### Exercise passage
--- START ---
In our view there could be few things so wasteful or futile as a Board practice that encourages litigation over the degree of interest particular casual employees have in their workplace and the degree of influence they should have in representational questions. Much of the value of eligibility rules lies in their certainty, and we should be reluctant to make them any less certain.

Certainty is a valid objective whether it is the overall fate of the certification application under s. 37 of the Code or eligibility of a given employee under the Voting Rules that is in issue. To the extent that the Bosco Homes approach attempts to avoid wasteful and unproductive litigation, it is equally valid when the litigation only addresses voter eligibility under the Voting Rules. We decline to bar the affected casual employees from casting ballots.

[12] All other requirements for a representation vote having been met, we direct that this application proceed to a vote. The file is remitted to the Board’s Officer to set the details of the vote in consultation with the parties.
--- END ---
### Work item A
Do these statements agree with the ruling? For each, answer yes or no and quote the words of the ruling that decide it.
(i) The Board refuses to bar the affected casual employees from voting.
(ii) The Board's Officer is to set the details of the vote without involving the parties.
(iii) The ruling says much of the value of eligibility rules lies in their flexibility.
### Work item B
Can you copy word for word the part of the ruling starting at "Certainty is a" and ending at "from casting ballots."?
The records are separate material, unrelated to the ruling.

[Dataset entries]
--- START ---
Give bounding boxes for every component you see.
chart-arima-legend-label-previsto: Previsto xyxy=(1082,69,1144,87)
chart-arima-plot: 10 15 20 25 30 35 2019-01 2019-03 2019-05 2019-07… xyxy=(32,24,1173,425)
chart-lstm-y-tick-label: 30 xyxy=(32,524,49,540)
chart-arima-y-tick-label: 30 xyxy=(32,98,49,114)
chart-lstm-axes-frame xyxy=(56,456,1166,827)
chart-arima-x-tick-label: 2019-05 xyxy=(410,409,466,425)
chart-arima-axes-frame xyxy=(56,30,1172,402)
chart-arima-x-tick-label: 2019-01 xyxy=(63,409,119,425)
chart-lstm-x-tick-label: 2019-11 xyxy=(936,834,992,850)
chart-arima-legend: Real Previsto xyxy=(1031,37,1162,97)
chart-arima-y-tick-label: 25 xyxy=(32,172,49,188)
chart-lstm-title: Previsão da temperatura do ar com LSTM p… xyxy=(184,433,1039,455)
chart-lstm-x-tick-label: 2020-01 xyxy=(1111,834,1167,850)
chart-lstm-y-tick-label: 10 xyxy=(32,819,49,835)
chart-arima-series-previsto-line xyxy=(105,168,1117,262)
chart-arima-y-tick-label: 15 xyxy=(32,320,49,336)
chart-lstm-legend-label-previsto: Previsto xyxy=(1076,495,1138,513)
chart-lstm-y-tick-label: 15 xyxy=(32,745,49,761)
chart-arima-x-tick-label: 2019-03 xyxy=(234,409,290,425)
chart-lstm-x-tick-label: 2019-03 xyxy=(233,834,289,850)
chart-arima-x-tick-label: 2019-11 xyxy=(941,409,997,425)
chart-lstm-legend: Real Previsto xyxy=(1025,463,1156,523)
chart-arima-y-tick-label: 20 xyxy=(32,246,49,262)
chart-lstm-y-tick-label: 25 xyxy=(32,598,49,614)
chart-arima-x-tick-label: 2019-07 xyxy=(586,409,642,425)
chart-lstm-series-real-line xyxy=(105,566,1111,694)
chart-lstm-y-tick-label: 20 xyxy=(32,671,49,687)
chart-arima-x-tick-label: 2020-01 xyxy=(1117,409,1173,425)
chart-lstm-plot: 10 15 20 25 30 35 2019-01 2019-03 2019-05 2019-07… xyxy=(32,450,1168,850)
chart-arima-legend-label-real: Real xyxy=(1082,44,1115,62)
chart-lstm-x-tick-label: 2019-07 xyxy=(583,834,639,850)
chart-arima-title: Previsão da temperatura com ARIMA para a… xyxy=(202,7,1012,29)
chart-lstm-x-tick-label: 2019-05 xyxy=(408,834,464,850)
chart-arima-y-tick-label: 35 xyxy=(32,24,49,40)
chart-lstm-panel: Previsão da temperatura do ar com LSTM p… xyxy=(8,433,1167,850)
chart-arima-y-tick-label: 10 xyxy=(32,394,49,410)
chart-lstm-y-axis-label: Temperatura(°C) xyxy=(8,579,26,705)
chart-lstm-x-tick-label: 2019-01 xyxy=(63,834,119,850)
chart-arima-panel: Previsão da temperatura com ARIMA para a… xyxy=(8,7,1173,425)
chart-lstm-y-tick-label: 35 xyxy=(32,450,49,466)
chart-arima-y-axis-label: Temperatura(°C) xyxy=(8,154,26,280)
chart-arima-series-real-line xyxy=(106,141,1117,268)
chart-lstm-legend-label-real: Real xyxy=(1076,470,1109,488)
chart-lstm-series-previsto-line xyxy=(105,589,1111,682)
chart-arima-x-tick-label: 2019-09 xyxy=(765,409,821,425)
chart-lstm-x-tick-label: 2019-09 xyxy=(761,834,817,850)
--- END ---
### Expected answer A
(i) Yes: "We decline to bar the affected casual employees from casting ballots."
(ii) No: "The file is remitted to the Board’s Officer to set the details of the vote in consultation with the parties."
(iii) No: "Much of the value of eligibility rules lies in their certainty"

### Expected answer B
Certainty is a valid objective whether it is the overall fate of the certification application under s. 37 of the Code or eligibility of a given employee under the Voting Rules that is in issue. To the extent that the Bosco Homes approach attempts to avoid wasteful and unproductive litigation, it is equally valid when the litigation only addresses voter eligibility under the Voting Rules. We decline to bar the affected casual employees from casting ballots.